Records from a collection of figures
◆ ◆ ◆
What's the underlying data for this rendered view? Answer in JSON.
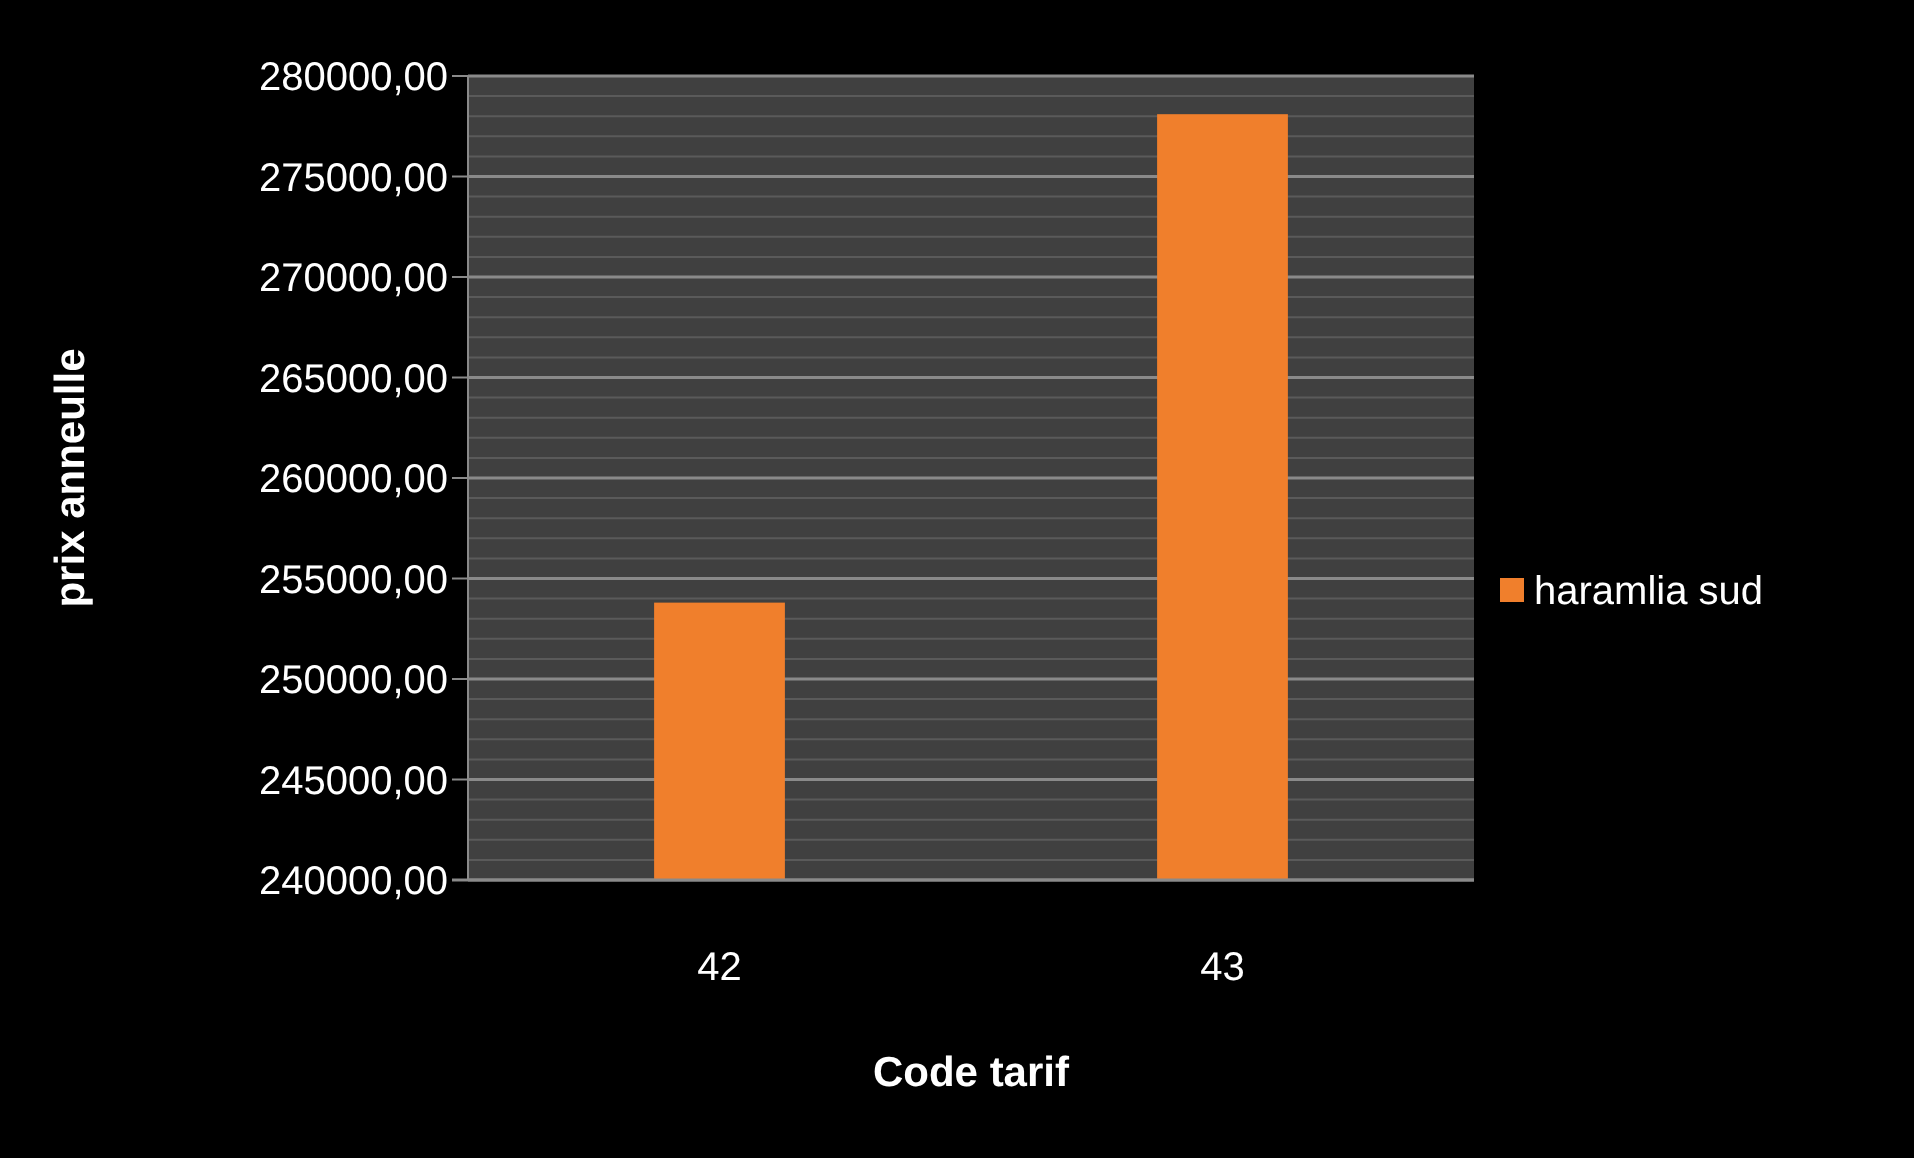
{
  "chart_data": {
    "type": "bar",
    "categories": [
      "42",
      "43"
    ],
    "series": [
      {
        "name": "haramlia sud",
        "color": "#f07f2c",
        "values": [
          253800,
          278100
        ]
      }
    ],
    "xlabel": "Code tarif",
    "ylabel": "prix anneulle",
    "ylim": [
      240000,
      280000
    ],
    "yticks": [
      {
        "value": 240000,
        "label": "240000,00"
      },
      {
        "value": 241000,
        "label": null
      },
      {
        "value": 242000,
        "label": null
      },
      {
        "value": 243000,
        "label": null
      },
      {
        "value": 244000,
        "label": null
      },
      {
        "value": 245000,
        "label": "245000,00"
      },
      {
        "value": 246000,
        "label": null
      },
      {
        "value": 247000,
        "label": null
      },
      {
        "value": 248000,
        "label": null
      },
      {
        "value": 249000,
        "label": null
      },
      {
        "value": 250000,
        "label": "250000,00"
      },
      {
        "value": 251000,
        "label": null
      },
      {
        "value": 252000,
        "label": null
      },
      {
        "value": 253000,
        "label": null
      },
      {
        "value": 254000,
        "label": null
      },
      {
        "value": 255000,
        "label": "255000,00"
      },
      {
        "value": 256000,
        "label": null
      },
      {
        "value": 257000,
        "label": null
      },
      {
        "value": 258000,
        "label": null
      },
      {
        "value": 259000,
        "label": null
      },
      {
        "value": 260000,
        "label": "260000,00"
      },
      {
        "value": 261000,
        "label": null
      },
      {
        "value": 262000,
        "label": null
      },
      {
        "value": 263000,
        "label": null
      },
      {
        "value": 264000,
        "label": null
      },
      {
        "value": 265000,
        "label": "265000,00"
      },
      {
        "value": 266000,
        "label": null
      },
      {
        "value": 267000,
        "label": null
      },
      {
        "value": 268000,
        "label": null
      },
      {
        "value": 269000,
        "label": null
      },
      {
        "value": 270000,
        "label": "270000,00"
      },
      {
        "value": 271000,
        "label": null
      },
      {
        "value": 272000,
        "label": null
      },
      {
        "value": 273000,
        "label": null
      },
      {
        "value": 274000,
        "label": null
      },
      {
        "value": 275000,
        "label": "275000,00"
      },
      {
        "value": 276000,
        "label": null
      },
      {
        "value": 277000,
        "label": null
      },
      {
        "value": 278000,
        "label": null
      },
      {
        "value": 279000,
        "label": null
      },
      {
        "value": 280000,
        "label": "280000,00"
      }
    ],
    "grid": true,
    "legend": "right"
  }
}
◆ ◆ ◆
**Task instructions:** Exactly as written, return every line of the listing, but not the pictures.

**Complete response:**
What's the underlying data for this rendered view? Answer in JSON.
{
  "chart_data": {
    "type": "bar",
    "categories": [
      "42",
      "43"
    ],
    "series": [
      {
        "name": "haramlia sud",
        "color": "#f07f2c",
        "values": [
          253800,
          278100
        ]
      }
    ],
    "xlabel": "Code tarif",
    "ylabel": "prix anneulle",
    "ylim": [
      240000,
      280000
    ],
    "yticks": [
      {
        "value": 240000,
        "label": "240000,00"
      },
      {
        "value": 241000,
        "label": null
      },
      {
        "value": 242000,
        "label": null
      },
      {
        "value": 243000,
        "label": null
      },
      {
        "value": 244000,
        "label": null
      },
      {
        "value": 245000,
        "label": "245000,00"
      },
      {
        "value": 246000,
        "label": null
      },
      {
        "value": 247000,
        "label": null
      },
      {
        "value": 248000,
        "label": null
      },
      {
        "value": 249000,
        "label": null
      },
      {
        "value": 250000,
        "label": "250000,00"
      },
      {
        "value": 251000,
        "label": null
      },
      {
        "value": 252000,
        "label": null
      },
      {
        "value": 253000,
        "label": null
      },
      {
        "value": 254000,
        "label": null
      },
      {
        "value": 255000,
        "label": "255000,00"
      },
      {
        "value": 256000,
        "label": null
      },
      {
        "value": 257000,
        "label": null
      },
      {
        "value": 258000,
        "label": null
      },
      {
        "value": 259000,
        "label": null
      },
      {
        "value": 260000,
        "label": "260000,00"
      },
      {
        "value": 261000,
        "label": null
      },
      {
        "value": 262000,
        "label": null
      },
      {
        "value": 263000,
        "label": null
      },
      {
        "value": 264000,
        "label": null
      },
      {
        "value": 265000,
        "label": "265000,00"
      },
      {
        "value": 266000,
        "label": null
      },
      {
        "value": 267000,
        "label": null
      },
      {
        "value": 268000,
        "label": null
      },
      {
        "value": 269000,
        "label": null
      },
      {
        "value": 270000,
        "label": "270000,00"
      },
      {
        "value": 271000,
        "label": null
      },
      {
        "value": 272000,
        "label": null
      },
      {
        "value": 273000,
        "label": null
      },
      {
        "value": 274000,
        "label": null
      },
      {
        "value": 275000,
        "label": "275000,00"
      },
      {
        "value": 276000,
        "label": null
      },
      {
        "value": 277000,
        "label": null
      },
      {
        "value": 278000,
        "label": null
      },
      {
        "value": 279000,
        "label": null
      },
      {
        "value": 280000,
        "label": "280000,00"
      }
    ],
    "grid": true,
    "legend": "right"
  }
}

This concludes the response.